--- Exercise aim ---
Give the data below again exactly as written, without its pictures.

━━━━━ Given data ━━━━━

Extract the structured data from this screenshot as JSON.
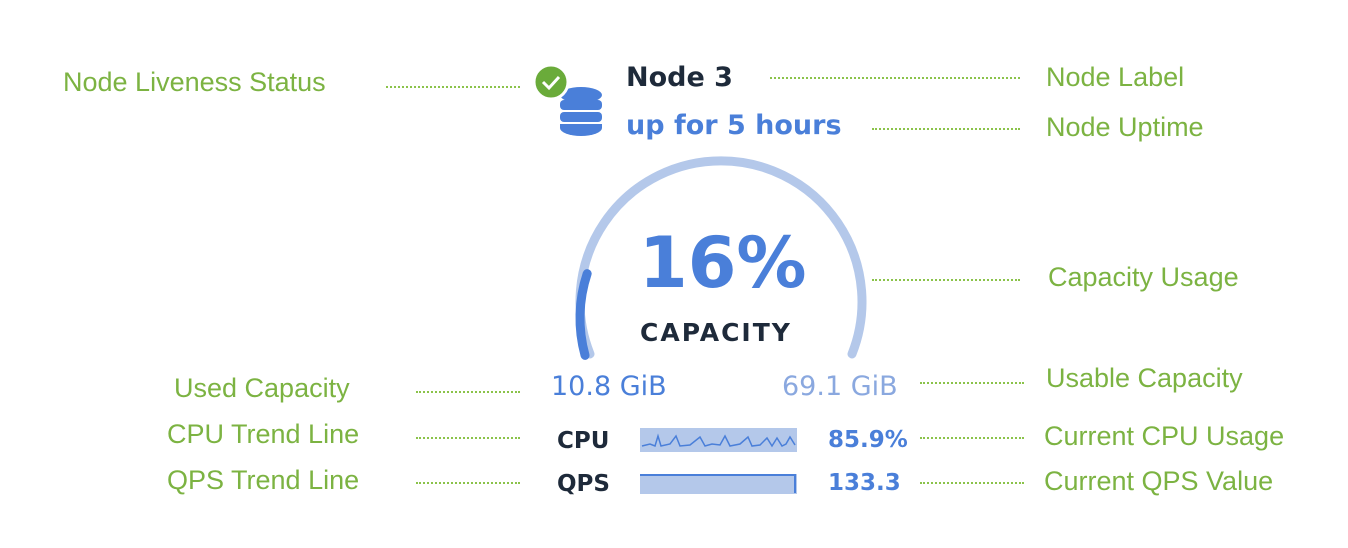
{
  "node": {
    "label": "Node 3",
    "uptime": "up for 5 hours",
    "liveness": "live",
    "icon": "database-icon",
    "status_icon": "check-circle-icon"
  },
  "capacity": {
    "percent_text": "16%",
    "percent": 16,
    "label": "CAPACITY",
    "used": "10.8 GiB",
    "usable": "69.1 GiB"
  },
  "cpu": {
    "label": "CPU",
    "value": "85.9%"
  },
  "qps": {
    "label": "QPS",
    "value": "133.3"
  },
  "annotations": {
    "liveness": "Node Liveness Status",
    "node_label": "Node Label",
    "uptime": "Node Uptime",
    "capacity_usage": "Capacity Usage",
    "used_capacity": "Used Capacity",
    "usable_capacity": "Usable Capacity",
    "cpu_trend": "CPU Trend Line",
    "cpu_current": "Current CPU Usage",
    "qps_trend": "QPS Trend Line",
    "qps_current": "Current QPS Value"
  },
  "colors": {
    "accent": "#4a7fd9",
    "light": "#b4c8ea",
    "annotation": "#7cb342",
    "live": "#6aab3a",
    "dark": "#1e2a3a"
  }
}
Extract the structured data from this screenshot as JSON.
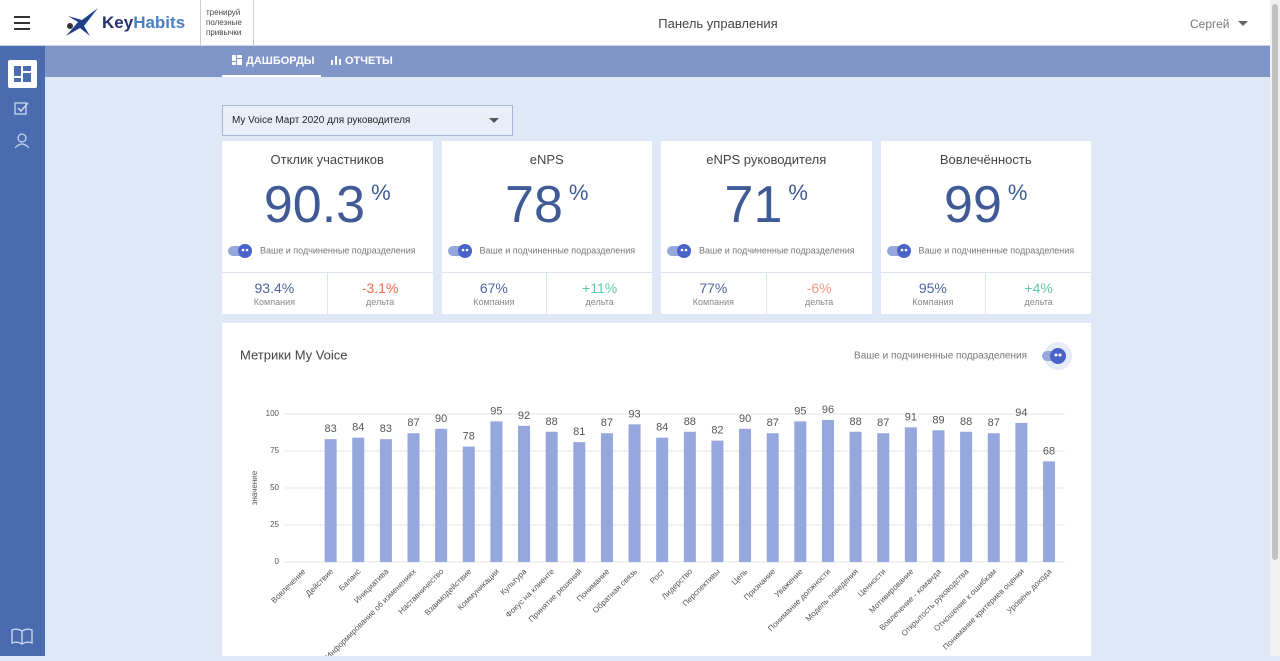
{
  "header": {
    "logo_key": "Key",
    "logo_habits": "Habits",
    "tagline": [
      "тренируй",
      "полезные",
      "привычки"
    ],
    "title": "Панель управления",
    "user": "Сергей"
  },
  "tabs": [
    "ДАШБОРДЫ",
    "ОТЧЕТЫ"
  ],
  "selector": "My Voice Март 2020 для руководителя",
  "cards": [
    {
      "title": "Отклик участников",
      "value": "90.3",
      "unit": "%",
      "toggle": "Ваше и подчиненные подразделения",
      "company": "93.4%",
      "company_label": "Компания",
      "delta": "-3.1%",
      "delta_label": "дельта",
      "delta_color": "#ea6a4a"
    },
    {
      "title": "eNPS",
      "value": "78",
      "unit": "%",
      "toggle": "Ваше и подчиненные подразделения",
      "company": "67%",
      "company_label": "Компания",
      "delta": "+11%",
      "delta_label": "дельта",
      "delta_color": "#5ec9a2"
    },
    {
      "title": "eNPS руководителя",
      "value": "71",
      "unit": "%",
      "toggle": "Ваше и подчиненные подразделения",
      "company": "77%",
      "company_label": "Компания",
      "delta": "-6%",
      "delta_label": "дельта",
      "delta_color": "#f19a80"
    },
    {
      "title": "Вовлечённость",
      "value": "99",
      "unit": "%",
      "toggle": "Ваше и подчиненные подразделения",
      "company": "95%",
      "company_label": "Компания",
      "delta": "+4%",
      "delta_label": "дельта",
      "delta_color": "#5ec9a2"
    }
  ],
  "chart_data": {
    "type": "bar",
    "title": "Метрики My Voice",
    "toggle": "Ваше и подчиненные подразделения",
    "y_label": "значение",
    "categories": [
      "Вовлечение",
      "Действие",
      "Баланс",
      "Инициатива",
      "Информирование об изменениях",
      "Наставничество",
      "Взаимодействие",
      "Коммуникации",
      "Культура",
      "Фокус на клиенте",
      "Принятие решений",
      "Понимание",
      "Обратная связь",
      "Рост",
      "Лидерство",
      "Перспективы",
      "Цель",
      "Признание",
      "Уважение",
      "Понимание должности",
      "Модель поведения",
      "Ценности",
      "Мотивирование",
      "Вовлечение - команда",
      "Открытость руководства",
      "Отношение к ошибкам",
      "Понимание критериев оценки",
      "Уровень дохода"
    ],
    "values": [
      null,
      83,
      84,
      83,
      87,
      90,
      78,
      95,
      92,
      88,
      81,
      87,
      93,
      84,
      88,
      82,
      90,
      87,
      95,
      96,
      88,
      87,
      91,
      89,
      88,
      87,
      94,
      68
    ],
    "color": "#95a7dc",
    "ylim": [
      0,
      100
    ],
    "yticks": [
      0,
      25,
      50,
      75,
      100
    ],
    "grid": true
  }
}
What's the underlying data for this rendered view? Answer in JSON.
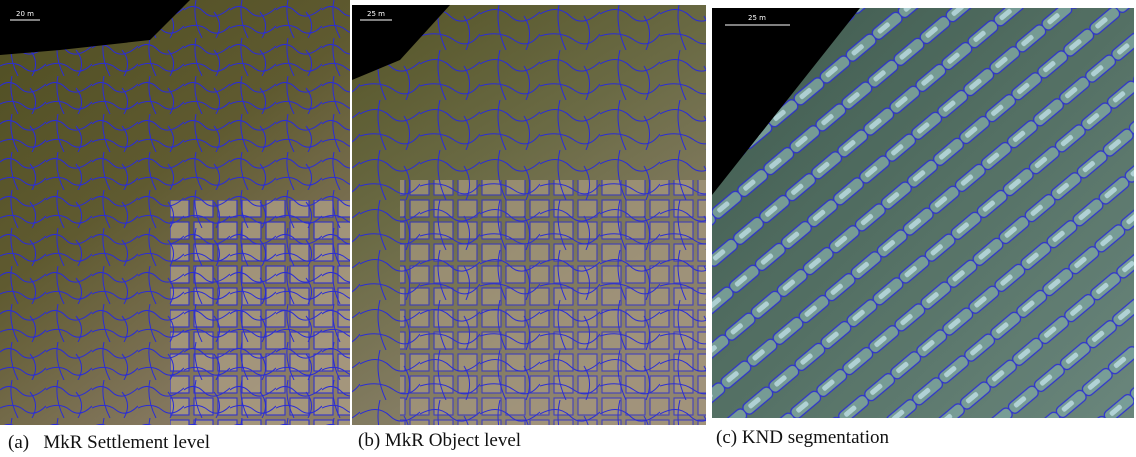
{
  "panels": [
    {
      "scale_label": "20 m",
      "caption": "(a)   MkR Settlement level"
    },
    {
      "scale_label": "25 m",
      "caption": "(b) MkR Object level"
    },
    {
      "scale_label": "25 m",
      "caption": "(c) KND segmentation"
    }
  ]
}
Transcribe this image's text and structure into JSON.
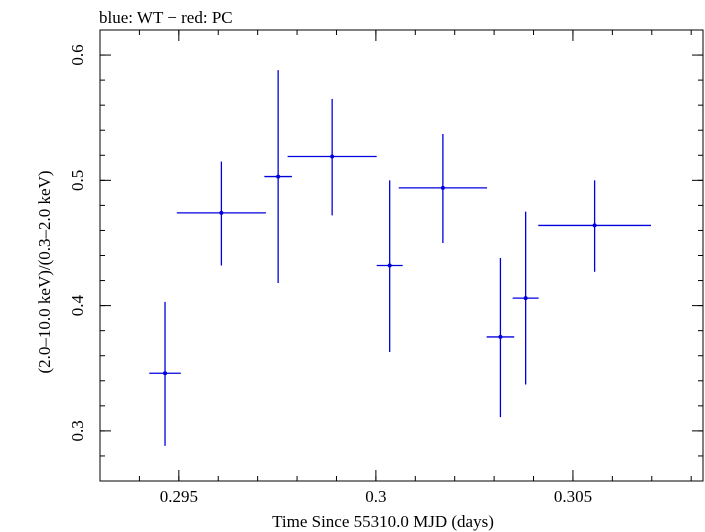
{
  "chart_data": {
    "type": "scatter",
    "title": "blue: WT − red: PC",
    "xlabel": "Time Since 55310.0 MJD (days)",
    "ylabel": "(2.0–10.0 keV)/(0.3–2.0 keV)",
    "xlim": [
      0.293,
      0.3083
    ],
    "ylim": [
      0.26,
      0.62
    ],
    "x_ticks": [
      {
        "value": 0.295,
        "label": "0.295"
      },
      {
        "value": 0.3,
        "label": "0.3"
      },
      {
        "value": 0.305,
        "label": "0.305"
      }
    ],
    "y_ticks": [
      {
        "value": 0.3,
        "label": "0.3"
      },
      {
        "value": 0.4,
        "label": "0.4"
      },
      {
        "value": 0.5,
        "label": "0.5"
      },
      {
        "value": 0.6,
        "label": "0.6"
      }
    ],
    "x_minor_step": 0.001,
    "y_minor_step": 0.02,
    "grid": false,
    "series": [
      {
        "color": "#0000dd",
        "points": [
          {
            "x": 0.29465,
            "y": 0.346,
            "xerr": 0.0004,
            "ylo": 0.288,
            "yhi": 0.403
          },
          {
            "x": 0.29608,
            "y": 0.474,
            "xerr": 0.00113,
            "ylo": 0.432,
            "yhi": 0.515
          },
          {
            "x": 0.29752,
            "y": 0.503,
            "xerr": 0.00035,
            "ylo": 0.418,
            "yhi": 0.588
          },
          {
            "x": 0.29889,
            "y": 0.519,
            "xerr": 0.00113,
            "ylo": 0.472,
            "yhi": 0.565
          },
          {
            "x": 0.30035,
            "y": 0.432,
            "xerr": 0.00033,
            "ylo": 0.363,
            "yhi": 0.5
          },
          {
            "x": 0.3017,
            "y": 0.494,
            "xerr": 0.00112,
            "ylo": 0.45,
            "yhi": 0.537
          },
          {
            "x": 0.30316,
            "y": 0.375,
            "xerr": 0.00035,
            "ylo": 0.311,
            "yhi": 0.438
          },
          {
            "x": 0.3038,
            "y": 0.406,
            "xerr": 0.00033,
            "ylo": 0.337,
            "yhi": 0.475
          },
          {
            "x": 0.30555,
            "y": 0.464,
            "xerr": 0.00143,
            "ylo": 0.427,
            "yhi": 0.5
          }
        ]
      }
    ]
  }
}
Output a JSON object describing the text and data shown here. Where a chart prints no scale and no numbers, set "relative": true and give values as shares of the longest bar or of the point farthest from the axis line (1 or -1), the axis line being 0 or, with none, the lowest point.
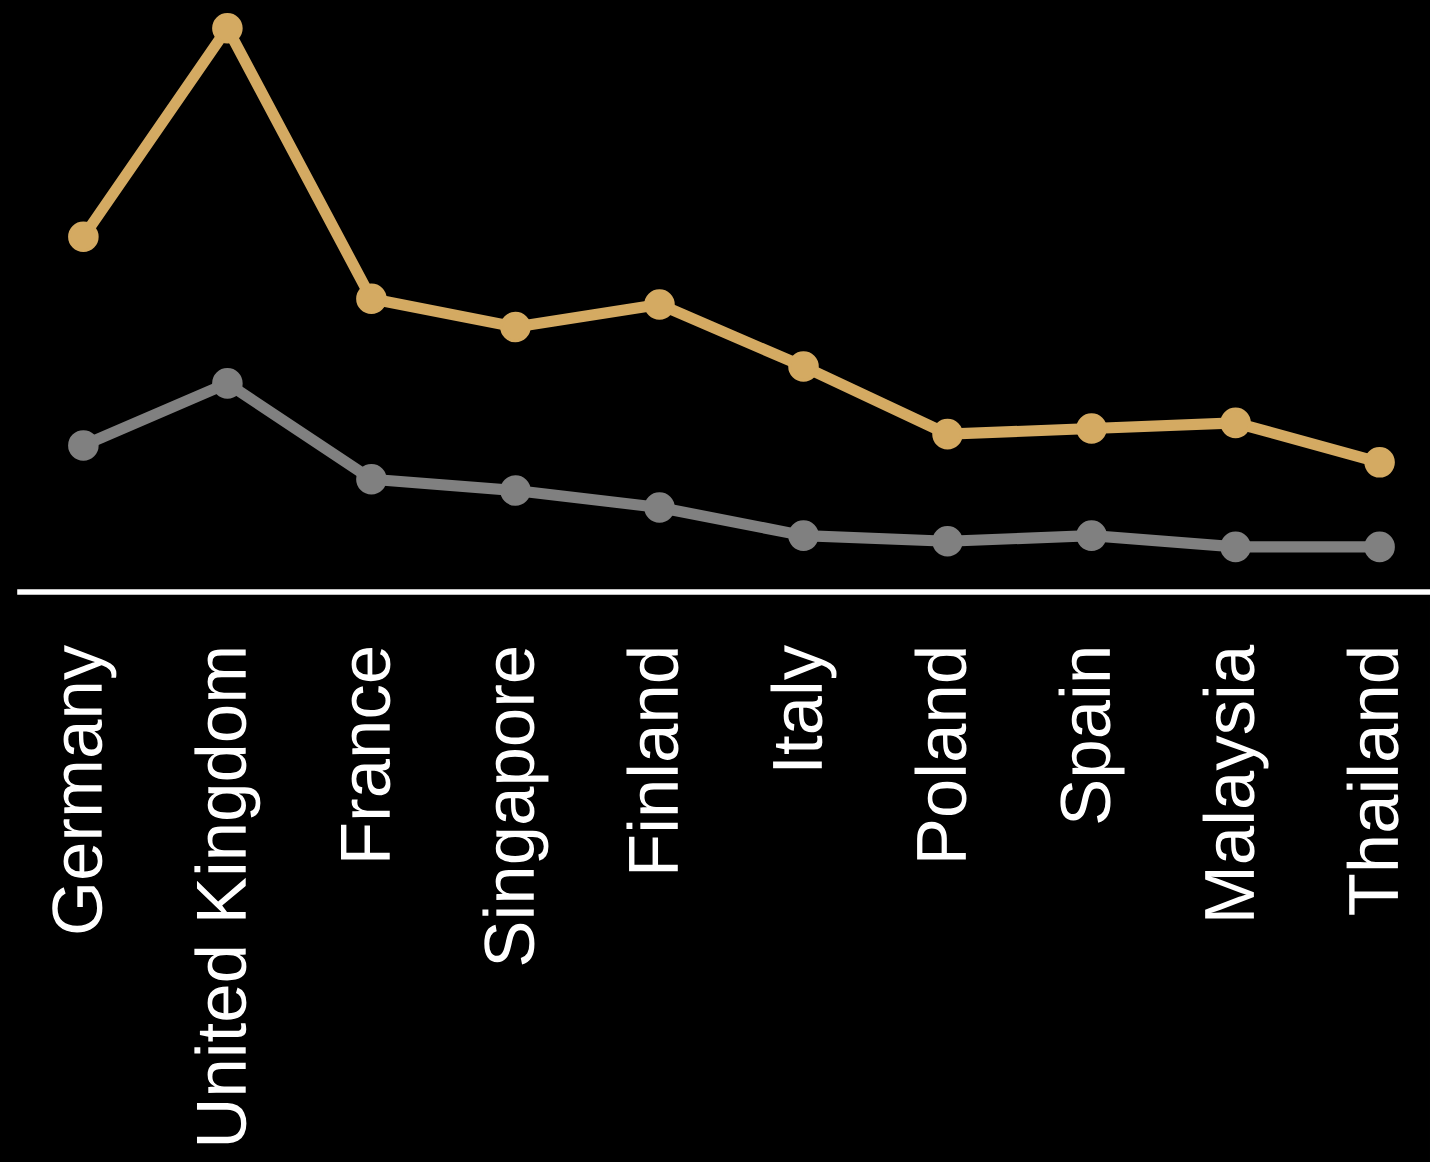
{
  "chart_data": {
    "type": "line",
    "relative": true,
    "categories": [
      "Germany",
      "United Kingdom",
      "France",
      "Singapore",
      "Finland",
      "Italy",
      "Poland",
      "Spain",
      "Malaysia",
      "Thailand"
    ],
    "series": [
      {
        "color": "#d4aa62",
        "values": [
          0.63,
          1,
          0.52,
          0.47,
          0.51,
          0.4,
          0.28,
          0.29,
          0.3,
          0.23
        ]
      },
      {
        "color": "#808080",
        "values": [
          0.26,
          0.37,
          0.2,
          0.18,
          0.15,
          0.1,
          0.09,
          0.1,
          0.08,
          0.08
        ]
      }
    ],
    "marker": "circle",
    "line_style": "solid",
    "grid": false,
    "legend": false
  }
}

━━━━━

--- Finished exercise ---
Extract the structured data from this screenshot as JSON.
{
  "node": {
    "label": "Node 3",
    "uptime": "up for 5 hours",
    "liveness": "live",
    "icon": "database-icon",
    "status_icon": "check-circle-icon"
  },
  "capacity": {
    "percent_text": "16%",
    "percent": 16,
    "label": "CAPACITY",
    "used": "10.8 GiB",
    "usable": "69.1 GiB"
  },
  "cpu": {
    "label": "CPU",
    "value": "85.9%"
  },
  "qps": {
    "label": "QPS",
    "value": "133.3"
  },
  "annotations": {
    "liveness": "Node Liveness Status",
    "node_label": "Node Label",
    "uptime": "Node Uptime",
    "capacity_usage": "Capacity Usage",
    "used_capacity": "Used Capacity",
    "usable_capacity": "Usable Capacity",
    "cpu_trend": "CPU Trend Line",
    "cpu_current": "Current CPU Usage",
    "qps_trend": "QPS Trend Line",
    "qps_current": "Current QPS Value"
  },
  "colors": {
    "accent": "#4a7fd9",
    "light": "#b4c8ea",
    "annotation": "#7cb342",
    "live": "#6aab3a",
    "dark": "#1e2a3a"
  }
}
Extract the structured data from this screenshot as JSON.
{
  "header": {
    "logo_key": "Key",
    "logo_habits": "Habits",
    "tagline": [
      "тренируй",
      "полезные",
      "привычки"
    ],
    "title": "Панель управления",
    "user": "Сергей"
  },
  "tabs": [
    "ДАШБОРДЫ",
    "ОТЧЕТЫ"
  ],
  "selector": "My Voice Март 2020 для руководителя",
  "cards": [
    {
      "title": "Отклик участников",
      "value": "90.3",
      "unit": "%",
      "toggle": "Ваше и подчиненные подразделения",
      "company": "93.4%",
      "company_label": "Компания",
      "delta": "-3.1%",
      "delta_label": "дельта",
      "delta_color": "#ea6a4a"
    },
    {
      "title": "eNPS",
      "value": "78",
      "unit": "%",
      "toggle": "Ваше и подчиненные подразделения",
      "company": "67%",
      "company_label": "Компания",
      "delta": "+11%",
      "delta_label": "дельта",
      "delta_color": "#5ec9a2"
    },
    {
      "title": "eNPS руководителя",
      "value": "71",
      "unit": "%",
      "toggle": "Ваше и подчиненные подразделения",
      "company": "77%",
      "company_label": "Компания",
      "delta": "-6%",
      "delta_label": "дельта",
      "delta_color": "#f19a80"
    },
    {
      "title": "Вовлечённость",
      "value": "99",
      "unit": "%",
      "toggle": "Ваше и подчиненные подразделения",
      "company": "95%",
      "company_label": "Компания",
      "delta": "+4%",
      "delta_label": "дельта",
      "delta_color": "#5ec9a2"
    }
  ],
  "chart_data": {
    "type": "bar",
    "title": "Метрики My Voice",
    "toggle": "Ваше и подчиненные подразделения",
    "y_label": "значение",
    "categories": [
      "Вовлечение",
      "Действие",
      "Баланс",
      "Инициатива",
      "Информирование об изменениях",
      "Наставничество",
      "Взаимодействие",
      "Коммуникации",
      "Культура",
      "Фокус на клиенте",
      "Принятие решений",
      "Понимание",
      "Обратная связь",
      "Рост",
      "Лидерство",
      "Перспективы",
      "Цель",
      "Признание",
      "Уважение",
      "Понимание должности",
      "Модель поведения",
      "Ценности",
      "Мотивирование",
      "Вовлечение - команда",
      "Открытость руководства",
      "Отношение к ошибкам",
      "Понимание критериев оценки",
      "Уровень дохода"
    ],
    "values": [
      null,
      83,
      84,
      83,
      87,
      90,
      78,
      95,
      92,
      88,
      81,
      87,
      93,
      84,
      88,
      82,
      90,
      87,
      95,
      96,
      88,
      87,
      91,
      89,
      88,
      87,
      94,
      68
    ],
    "color": "#95a7dc",
    "ylim": [
      0,
      100
    ],
    "yticks": [
      0,
      25,
      50,
      75,
      100
    ],
    "grid": true
  }
}
What's the underlying data for this rendered view? Answer in JSON.
{
  "panels": [
    {
      "scale_label": "20 m",
      "caption": "(a)   MkR Settlement level"
    },
    {
      "scale_label": "25 m",
      "caption": "(b) MkR Object level"
    },
    {
      "scale_label": "25 m",
      "caption": "(c) KND segmentation"
    }
  ]
}
Transcribe this image's text and structure into JSON.
{
  "chart_data": {
    "type": "scatter",
    "title": "blue: WT − red: PC",
    "xlabel": "Time Since 55310.0 MJD (days)",
    "ylabel": "(2.0–10.0 keV)/(0.3–2.0 keV)",
    "xlim": [
      0.293,
      0.3083
    ],
    "ylim": [
      0.26,
      0.62
    ],
    "x_ticks": [
      {
        "value": 0.295,
        "label": "0.295"
      },
      {
        "value": 0.3,
        "label": "0.3"
      },
      {
        "value": 0.305,
        "label": "0.305"
      }
    ],
    "y_ticks": [
      {
        "value": 0.3,
        "label": "0.3"
      },
      {
        "value": 0.4,
        "label": "0.4"
      },
      {
        "value": 0.5,
        "label": "0.5"
      },
      {
        "value": 0.6,
        "label": "0.6"
      }
    ],
    "x_minor_step": 0.001,
    "y_minor_step": 0.02,
    "grid": false,
    "series": [
      {
        "color": "#0000dd",
        "points": [
          {
            "x": 0.29465,
            "y": 0.346,
            "xerr": 0.0004,
            "ylo": 0.288,
            "yhi": 0.403
          },
          {
            "x": 0.29608,
            "y": 0.474,
            "xerr": 0.00113,
            "ylo": 0.432,
            "yhi": 0.515
          },
          {
            "x": 0.29752,
            "y": 0.503,
            "xerr": 0.00035,
            "ylo": 0.418,
            "yhi": 0.588
          },
          {
            "x": 0.29889,
            "y": 0.519,
            "xerr": 0.00113,
            "ylo": 0.472,
            "yhi": 0.565
          },
          {
            "x": 0.30035,
            "y": 0.432,
            "xerr": 0.00033,
            "ylo": 0.363,
            "yhi": 0.5
          },
          {
            "x": 0.3017,
            "y": 0.494,
            "xerr": 0.00112,
            "ylo": 0.45,
            "yhi": 0.537
          },
          {
            "x": 0.30316,
            "y": 0.375,
            "xerr": 0.00035,
            "ylo": 0.311,
            "yhi": 0.438
          },
          {
            "x": 0.3038,
            "y": 0.406,
            "xerr": 0.00033,
            "ylo": 0.337,
            "yhi": 0.475
          },
          {
            "x": 0.30555,
            "y": 0.464,
            "xerr": 0.00143,
            "ylo": 0.427,
            "yhi": 0.5
          }
        ]
      }
    ]
  }
}
Output a JSON object describing the text and data shown here. Where a chart prints no scale and no numbers, set "relative": true and give values as shares of the longest bar or of the point farthest from the axis line (1 or -1), the axis line being 0 or, with none, the lowest point.
{
  "chart_data": {
    "type": "line",
    "relative": true,
    "categories": [
      "Germany",
      "United Kingdom",
      "France",
      "Singapore",
      "Finland",
      "Italy",
      "Poland",
      "Spain",
      "Malaysia",
      "Thailand"
    ],
    "series": [
      {
        "color": "#d4aa62",
        "values": [
          0.63,
          1,
          0.52,
          0.47,
          0.51,
          0.4,
          0.28,
          0.29,
          0.3,
          0.23
        ]
      },
      {
        "color": "#808080",
        "values": [
          0.26,
          0.37,
          0.2,
          0.18,
          0.15,
          0.1,
          0.09,
          0.1,
          0.08,
          0.08
        ]
      }
    ],
    "marker": "circle",
    "line_style": "solid",
    "grid": false,
    "legend": false
  }
}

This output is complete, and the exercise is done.